[SUPPLIED RECORDS]

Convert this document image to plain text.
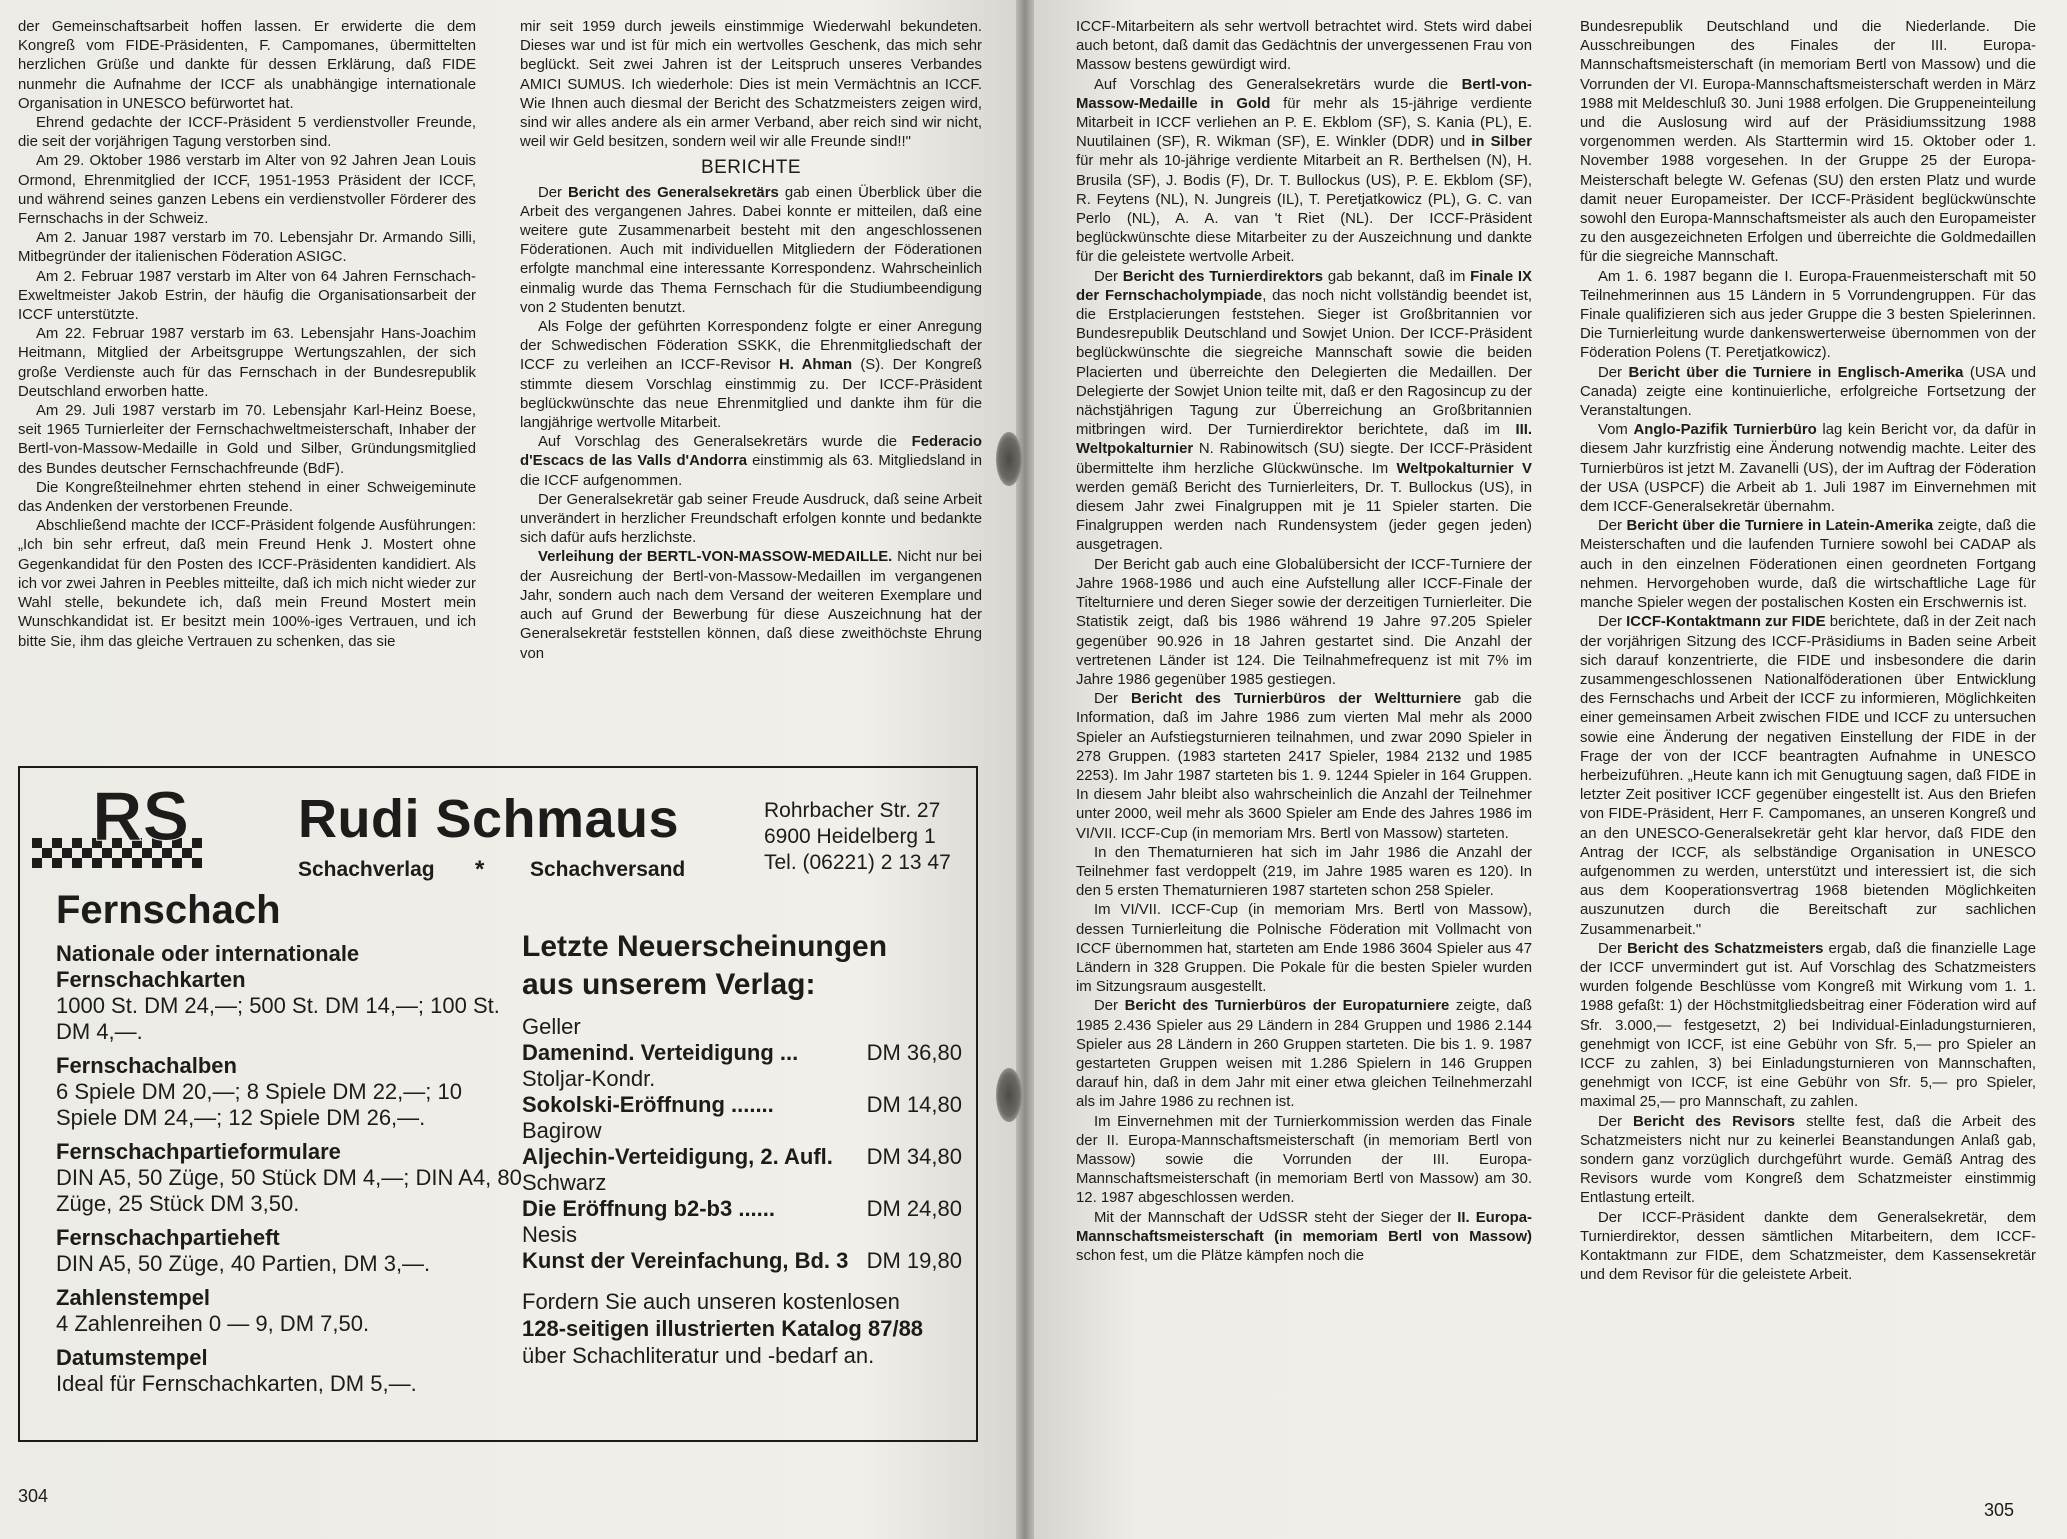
der Gemeinschaftsarbeit hoffen lassen. Er erwiderte die dem Kongreß vom FIDE-Präsidenten, F. Campomanes, übermittelten herzlichen Grüße und dankte für dessen Erklärung, daß FIDE nunmehr die Aufnahme der ICCF als unabhängige internationale Organisation in UNESCO befürwortet hat.

Ehrend gedachte der ICCF-Präsident 5 verdienstvoller Freunde, die seit der vorjährigen Tagung verstorben sind.

Am 29. Oktober 1986 verstarb im Alter von 92 Jahren Jean Louis Ormond, Ehrenmitglied der ICCF, 1951-1953 Präsident der ICCF, und während seines ganzen Lebens ein verdienstvoller Förderer des Fernschachs in der Schweiz.

Am 2. Januar 1987 verstarb im 70. Lebensjahr Dr. Armando Silli, Mitbegründer der italienischen Föderation ASIGC.

Am 2. Februar 1987 verstarb im Alter von 64 Jahren Fernschach-Exweltmeister Jakob Estrin, der häufig die Organisationsarbeit der ICCF unterstützte.

Am 22. Februar 1987 verstarb im 63. Lebensjahr Hans-Joachim Heitmann, Mitglied der Arbeitsgruppe Wertungszahlen, der sich große Verdienste auch für das Fernschach in der Bundesrepublik Deutschland erworben hatte.

Am 29. Juli 1987 verstarb im 70. Lebensjahr Karl-Heinz Boese, seit 1965 Turnierleiter der Fernschachweltmeisterschaft, Inhaber der Bertl-von-Massow-Medaille in Gold und Silber, Gründungsmitglied des Bundes deutscher Fernschachfreunde (BdF).

Die Kongreßteilnehmer ehrten stehend in einer Schweigeminute das Andenken der verstorbenen Freunde.

Abschließend machte der ICCF-Präsident folgende Ausführungen: „Ich bin sehr erfreut, daß mein Freund Henk J. Mostert ohne Gegenkandidat für den Posten des ICCF-Präsidenten kandidiert. Als ich vor zwei Jahren in Peebles mitteilte, daß ich mich nicht wieder zur Wahl stelle, bekundete ich, daß mein Freund Mostert mein Wunschkandidat ist. Er besitzt mein 100%-iges Vertrauen, und ich bitte Sie, ihm das gleiche Vertrauen zu schenken, das sie

mir seit 1959 durch jeweils einstimmige Wiederwahl bekundeten. Dieses war und ist für mich ein wertvolles Geschenk, das mich sehr beglückt. Seit zwei Jahren ist der Leitspruch unseres Verbandes AMICI SUMUS. Ich wiederhole: Dies ist mein Vermächtnis an ICCF. Wie Ihnen auch diesmal der Bericht des Schatzmeisters zeigen wird, sind wir alles andere als ein armer Verband, aber reich sind wir nicht, weil wir Geld besitzen, sondern weil wir alle Freunde sind!!"

BERICHTE

Der Bericht des Generalsekretärs gab einen Überblick über die Arbeit des vergangenen Jahres. Dabei konnte er mitteilen, daß eine weitere gute Zusammenarbeit besteht mit den angeschlossenen Föderationen. Auch mit individuellen Mitgliedern der Föderationen erfolgte manchmal eine interessante Korrespondenz. Wahrscheinlich einmalig wurde das Thema Fernschach für die Studiumbeendigung von 2 Studenten benutzt.

Als Folge der geführten Korrespondenz folgte er einer Anregung der Schwedischen Föderation SSKK, die Ehrenmitgliedschaft der ICCF zu verleihen an ICCF-Revisor H. Ahman (S). Der Kongreß stimmte diesem Vorschlag einstimmig zu. Der ICCF-Präsident beglückwünschte das neue Ehrenmitglied und dankte ihm für die langjährige wertvolle Mitarbeit.

Auf Vorschlag des Generalsekretärs wurde die Federacio d'Escacs de las Valls d'Andorra einstimmig als 63. Mitgliedsland in die ICCF aufgenommen.

Der Generalsekretär gab seiner Freude Ausdruck, daß seine Arbeit unverändert in herzlicher Freundschaft erfolgen konnte und bedankte sich dafür aufs herzlichste.

Verleihung der BERTL-VON-MASSOW-MEDAILLE. Nicht nur bei der Ausreichung der Bertl-von-Massow-Medaillen im vergangenen Jahr, sondern auch nach dem Versand der weiteren Exemplare und auch auf Grund der Bewerbung für diese Auszeichnung hat der Generalsekretär feststellen können, daß diese zweithöchste Ehrung von

RS Rudi Schmaus
Schachverlag * Schachversand
Rohrbacher Str. 27
6900 Heidelberg 1
Tel. (06221) 2 13 47
Fernschach
Nationale oder internationale Fernschachkarten
1000 St. DM 24,—; 500 St. DM 14,—; 100 St. DM 4,—.
Fernschachalben
6 Spiele DM 20,—; 8 Spiele DM 22,—; 10 Spiele DM 24,—; 12 Spiele DM 26,—.
Fernschachpartieformulare
DIN A5, 50 Züge, 50 Stück DM 4,—; DIN A4, 80 Züge, 25 Stück DM 3,50.
Fernschachpartieheft
DIN A5, 50 Züge, 40 Partien, DM 3,—.
Zahlenstempel
4 Zahlenreihen 0 — 9, DM 7,50.
Datumstempel
Ideal für Fernschachkarten, DM 5,—.
Letzte Neuerscheinungen
aus unserem Verlag:
Geller
Damenind. Verteidigung ...	DM 36,80
Stoljar-Kondr.
Sokolski-Eröffnung .......	DM 14,80
Bagirow
Aljechin-Verteidigung, 2. Aufl. DM 34,80
Schwarz
Die Eröffnung b2-b3 ......	DM 24,80
Nesis
Kunst der Vereinfachung, Bd. 3 DM 19,80
Fordern Sie auch unseren kostenlosen
128-seitigen illustrierten Katalog 87/88
über Schachliteratur und -bedarf an.
304

ICCF-Mitarbeitern als sehr wertvoll betrachtet wird. Stets wird dabei auch betont, daß damit das Gedächtnis der unvergessenen Frau von Massow bestens gewürdigt wird.

Auf Vorschlag des Generalsekretärs wurde die Bertl-von-Massow-Medaille in Gold für mehr als 15-jährige verdiente Mitarbeit in ICCF verliehen an P. E. Ekblom (SF), S. Kania (PL), E. Nuutilainen (SF), R. Wikman (SF), E. Winkler (DDR) und in Silber für mehr als 10-jährige verdiente Mitarbeit an R. Berthelsen (N), H. Brusila (SF), J. Bodis (F), Dr. T. Bullockus (US), P. E. Ekblom (SF), R. Feytens (NL), N. Jungreis (IL), T. Peretjatkowicz (PL), G. C. van Perlo (NL), A. A. van 't Riet (NL). Der ICCF-Präsident beglückwünschte diese Mitarbeiter zu der Auszeichnung und dankte für die geleistete wertvolle Arbeit.

Der Bericht des Turnierdirektors gab bekannt, daß im Finale IX der Fernschacholympiade, das noch nicht vollständig beendet ist, die Erstplacierungen feststehen. Sieger ist Großbritannien vor Bundesrepublik Deutschland und Sowjet Union. Der ICCF-Präsident beglückwünschte die siegreiche Mannschaft sowie die beiden Placierten und überreichte den Delegierten die Medaillen. Der Delegierte der Sowjet Union teilte mit, daß er den Ragosincup zu der nächstjährigen Tagung zur Überreichung an Großbritannien mitbringen wird. Der Turnierdirektor berichtete, daß im III. Weltpokalturnier N. Rabinowitsch (SU) siegte. Der ICCF-Präsident übermittelte ihm herzliche Glückwünsche. Im Weltpokalturnier V werden gemäß Bericht des Turnierleiters, Dr. T. Bullockus (US), in diesem Jahr zwei Finalgruppen mit je 11 Spieler starten. Die Finalgruppen werden nach Rundensystem (jeder gegen jeden) ausgetragen.

Der Bericht gab auch eine Globalübersicht der ICCF-Turniere der Jahre 1968-1986 und auch eine Aufstellung aller ICCF-Finale der Titelturniere und deren Sieger sowie der derzeitigen Turnierleiter. Die Statistik zeigt, daß bis 1986 während 19 Jahre 97.205 Spieler gegenüber 90.926 in 18 Jahren gestartet sind. Die Anzahl der vertretenen Länder ist 124. Die Teilnahmefrequenz ist mit 7% im Jahre 1986 gegenüber 1985 gestiegen.

Der Bericht des Turnierbüros der Weltturniere gab die Information, daß im Jahre 1986 zum vierten Mal mehr als 2000 Spieler an Aufstiegsturnieren teilnahmen, und zwar 2090 Spieler in 278 Gruppen. (1983 starteten 2417 Spieler, 1984 2132 und 1985 2253). Im Jahr 1987 starteten bis 1. 9. 1244 Spieler in 164 Gruppen. In diesem Jahr bleibt also wahrscheinlich die Anzahl der Teilnehmer unter 2000, weil mehr als 3600 Spieler am Ende des Jahres 1986 im VI/VII. ICCF-Cup (in memoriam Mrs. Bertl von Massow) starteten.

In den Thematurnieren hat sich im Jahr 1986 die Anzahl der Teilnehmer fast verdoppelt (219, im Jahre 1985 waren es 120). In den 5 ersten Thematurnieren 1987 starteten schon 258 Spieler.

Im VI/VII. ICCF-Cup (in memoriam Mrs. Bertl von Massow), dessen Turnierleitung die Polnische Föderation mit Vollmacht von ICCF übernommen hat, starteten am Ende 1986 3604 Spieler aus 47 Ländern in 328 Gruppen. Die Pokale für die besten Spieler wurden im Sitzungsraum ausgestellt.

Der Bericht des Turnierbüros der Europaturniere zeigte, daß 1985 2.436 Spieler aus 29 Ländern in 284 Gruppen und 1986 2.144 Spieler aus 28 Ländern in 260 Gruppen starteten. Die bis 1. 9. 1987 gestarteten Gruppen weisen mit 1.286 Spielern in 146 Gruppen darauf hin, daß in dem Jahr mit einer etwa gleichen Teilnehmerzahl als im Jahre 1986 zu rechnen ist.

Im Einvernehmen mit der Turnierkommission werden das Finale der II. Europa-Mannschaftsmeisterschaft (in memoriam Bertl von Massow) sowie die Vorrunden der III. Europa-Mannschaftsmeisterschaft (in memoriam Bertl von Massow) am 30. 12. 1987 abgeschlossen werden.

Mit der Mannschaft der UdSSR steht der Sieger der II. Europa-Mannschaftsmeisterschaft (in memoriam Bertl von Massow) schon fest, um die Plätze kämpfen noch die

Bundesrepublik Deutschland und die Niederlande. Die Ausschreibungen des Finales der III. Europa-Mannschaftsmeisterschaft (in memoriam Bertl von Massow) und die Vorrunden der VI. Europa-Mannschaftsmeisterschaft werden in März 1988 mit Meldeschluß 30. Juni 1988 erfolgen. Die Gruppeneinteilung und die Auslosung wird auf der Präsidiumssitzung 1988 vorgenommen werden. Als Starttermin wird 15. Oktober oder 1. November 1988 vorgesehen. In der Gruppe 25 der Europa-Meisterschaft belegte W. Gefenas (SU) den ersten Platz und wurde damit neuer Europameister. Der ICCF-Präsident beglückwünschte sowohl den Europa-Mannschaftsmeister als auch den Europameister zu den ausgezeichneten Erfolgen und überreichte die Goldmedaillen für die siegreiche Mannschaft.

Am 1. 6. 1987 begann die I. Europa-Frauenmeisterschaft mit 50 Teilnehmerinnen aus 15 Ländern in 5 Vorrundengruppen. Für das Finale qualifizieren sich aus jeder Gruppe die 3 besten Spielerinnen. Die Turnierleitung wurde dankenswerterweise übernommen von der Föderation Polens (T. Peretjatkowicz).

Der Bericht über die Turniere in Englisch-Amerika (USA und Canada) zeigte eine kontinuierliche, erfolgreiche Fortsetzung der Veranstaltungen.

Vom Anglo-Pazifik Turnierbüro lag kein Bericht vor, da dafür in diesem Jahr kurzfristig eine Änderung notwendig machte. Leiter des Turnierbüros ist jetzt M. Zavanelli (US), der im Auftrag der Föderation der USA (USPCF) die Arbeit ab 1. Juli 1987 im Einvernehmen mit dem ICCF-Generalsekretär übernahm.

Der Bericht über die Turniere in Latein-Amerika zeigte, daß die Meisterschaften und die laufenden Turniere sowohl bei CADAP als auch in den einzelnen Föderationen einen geordneten Fortgang nehmen. Hervorgehoben wurde, daß die wirtschaftliche Lage für manche Spieler wegen der postalischen Kosten ein Erschwernis ist.

Der ICCF-Kontaktmann zur FIDE berichtete, daß in der Zeit nach der vorjährigen Sitzung des ICCF-Präsidiums in Baden seine Arbeit sich darauf konzentrierte, die FIDE und insbesondere die darin zusammengeschlossenen Nationalföderationen über Entwicklung des Fernschachs und Arbeit der ICCF zu informieren, Möglichkeiten einer gemeinsamen Arbeit zwischen FIDE und ICCF zu untersuchen sowie eine Änderung der negativen Einstellung der FIDE in der Frage der von der ICCF beantragten Aufnahme in UNESCO herbeizuführen. „Heute kann ich mit Genugtuung sagen, daß FIDE in letzter Zeit positiver ICCF gegenüber eingestellt ist. Aus den Briefen von FIDE-Präsident, Herr F. Campomanes, an unseren Kongreß und an den UNESCO-Generalsekretär geht klar hervor, daß FIDE den Antrag der ICCF, als selbständige Organisation in UNESCO aufgenommen zu werden, unterstützt und interessiert ist, die sich aus dem Kooperationsvertrag 1968 bietenden Möglichkeiten auszunutzen durch die Bereitschaft zur sachlichen Zusammenarbeit."

Der Bericht des Schatzmeisters ergab, daß die finanzielle Lage der ICCF unvermindert gut ist. Auf Vorschlag des Schatzmeisters wurden folgende Beschlüsse vom Kongreß mit Wirkung vom 1. 1. 1988 gefaßt: 1) der Höchstmitgliedsbeitrag einer Föderation wird auf Sfr. 3.000,— festgesetzt, 2) bei Individual-Einladungsturnieren, genehmigt von ICCF, ist eine Gebühr von Sfr. 5,— pro Spieler an ICCF zu zahlen, 3) bei Einladungsturnieren von Mannschaften, genehmigt von ICCF, ist eine Gebühr von Sfr. 5,— pro Spieler, maximal 25,— pro Mannschaft, zu zahlen.

Der Bericht des Revisors stellte fest, daß die Arbeit des Schatzmeisters nicht nur zu keinerlei Beanstandungen Anlaß gab, sondern ganz vorzüglich durchgeführt wurde. Gemäß Antrag des Revisors wurde vom Kongreß dem Schatzmeister einstimmig Entlastung erteilt.

Der ICCF-Präsident dankte dem Generalsekretär, dem Turnierdirektor, dessen sämtlichen Mitarbeitern, dem ICCF-Kontaktmann zur FIDE, dem Schatzmeister, dem Kassensekretär und dem Revisor für die geleistete Arbeit.

305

[/SUPPLIED RECORDS]

The lines to return are those in the material above that hold "verdienstvoller".

Ehrend gedachte der ICCF-Präsident 5 verdienstvoller Freunde, die seit der vorjährigen Tagung verstorben sind.
Am 29. Oktober 1986 verstarb im Alter von 92 Jahren Jean Louis Ormond, Ehrenmitglied der ICCF, 1951-1953 Präsident der ICCF, und während seines ganzen Lebens ein verdienstvoller Förderer des Fernschachs in der Schweiz.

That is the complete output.